Dataset items:
********
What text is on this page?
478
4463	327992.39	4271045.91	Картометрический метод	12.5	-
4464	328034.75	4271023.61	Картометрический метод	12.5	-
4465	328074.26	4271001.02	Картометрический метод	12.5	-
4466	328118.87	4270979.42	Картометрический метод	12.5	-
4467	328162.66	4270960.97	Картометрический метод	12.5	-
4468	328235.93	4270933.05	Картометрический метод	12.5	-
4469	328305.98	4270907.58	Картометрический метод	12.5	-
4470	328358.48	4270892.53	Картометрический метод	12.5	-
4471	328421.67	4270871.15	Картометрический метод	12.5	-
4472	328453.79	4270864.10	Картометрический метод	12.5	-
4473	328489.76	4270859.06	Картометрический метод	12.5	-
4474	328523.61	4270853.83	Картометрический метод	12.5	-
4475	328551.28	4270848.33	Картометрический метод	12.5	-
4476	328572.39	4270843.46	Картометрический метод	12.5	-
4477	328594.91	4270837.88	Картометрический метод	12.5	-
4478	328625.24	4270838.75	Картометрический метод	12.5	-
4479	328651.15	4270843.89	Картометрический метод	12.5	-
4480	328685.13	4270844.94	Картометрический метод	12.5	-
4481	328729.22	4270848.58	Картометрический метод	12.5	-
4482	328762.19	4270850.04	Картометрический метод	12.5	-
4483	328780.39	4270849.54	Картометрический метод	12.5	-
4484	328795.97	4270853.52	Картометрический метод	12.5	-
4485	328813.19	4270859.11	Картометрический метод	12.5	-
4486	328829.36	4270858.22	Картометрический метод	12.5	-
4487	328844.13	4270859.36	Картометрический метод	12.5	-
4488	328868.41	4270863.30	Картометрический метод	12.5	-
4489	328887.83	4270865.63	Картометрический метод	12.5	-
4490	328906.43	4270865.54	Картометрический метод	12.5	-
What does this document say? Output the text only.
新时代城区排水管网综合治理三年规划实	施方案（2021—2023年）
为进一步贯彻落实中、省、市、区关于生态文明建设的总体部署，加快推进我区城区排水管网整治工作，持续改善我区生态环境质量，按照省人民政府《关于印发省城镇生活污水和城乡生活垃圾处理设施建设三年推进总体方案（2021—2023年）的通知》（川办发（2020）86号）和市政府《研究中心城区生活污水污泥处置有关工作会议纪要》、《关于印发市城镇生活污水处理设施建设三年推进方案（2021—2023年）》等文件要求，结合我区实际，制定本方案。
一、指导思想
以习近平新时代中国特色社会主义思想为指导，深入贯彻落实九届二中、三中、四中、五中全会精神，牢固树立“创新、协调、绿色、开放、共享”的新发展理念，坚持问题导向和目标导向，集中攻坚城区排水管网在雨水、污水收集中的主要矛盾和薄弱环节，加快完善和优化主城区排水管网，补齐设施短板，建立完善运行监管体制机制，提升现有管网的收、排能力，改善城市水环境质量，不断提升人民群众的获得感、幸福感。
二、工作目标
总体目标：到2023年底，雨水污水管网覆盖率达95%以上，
********
Identify every line where the string "this" appears.

What text is on this page?
What does this document say? Output the text only.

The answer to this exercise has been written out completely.